Request
Return all of the lines below exactly as they are.

Material for the task
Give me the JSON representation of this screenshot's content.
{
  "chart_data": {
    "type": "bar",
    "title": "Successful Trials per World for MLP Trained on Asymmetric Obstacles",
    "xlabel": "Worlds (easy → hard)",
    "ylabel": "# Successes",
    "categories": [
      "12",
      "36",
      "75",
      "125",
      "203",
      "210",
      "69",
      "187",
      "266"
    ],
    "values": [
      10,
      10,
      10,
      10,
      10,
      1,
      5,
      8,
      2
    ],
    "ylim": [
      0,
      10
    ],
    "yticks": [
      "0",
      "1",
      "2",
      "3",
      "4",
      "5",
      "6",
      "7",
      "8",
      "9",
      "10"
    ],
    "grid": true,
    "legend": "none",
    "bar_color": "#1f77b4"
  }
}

Completed task
Give me the JSON representation of this screenshot's content.
{
  "chart_data": {
    "type": "bar",
    "title": "Successful Trials per World for MLP Trained on Asymmetric Obstacles",
    "xlabel": "Worlds (easy → hard)",
    "ylabel": "# Successes",
    "categories": [
      "12",
      "36",
      "75",
      "125",
      "203",
      "210",
      "69",
      "187",
      "266"
    ],
    "values": [
      10,
      10,
      10,
      10,
      10,
      1,
      5,
      8,
      2
    ],
    "ylim": [
      0,
      10
    ],
    "yticks": [
      "0",
      "1",
      "2",
      "3",
      "4",
      "5",
      "6",
      "7",
      "8",
      "9",
      "10"
    ],
    "grid": true,
    "legend": "none",
    "bar_color": "#1f77b4"
  }
}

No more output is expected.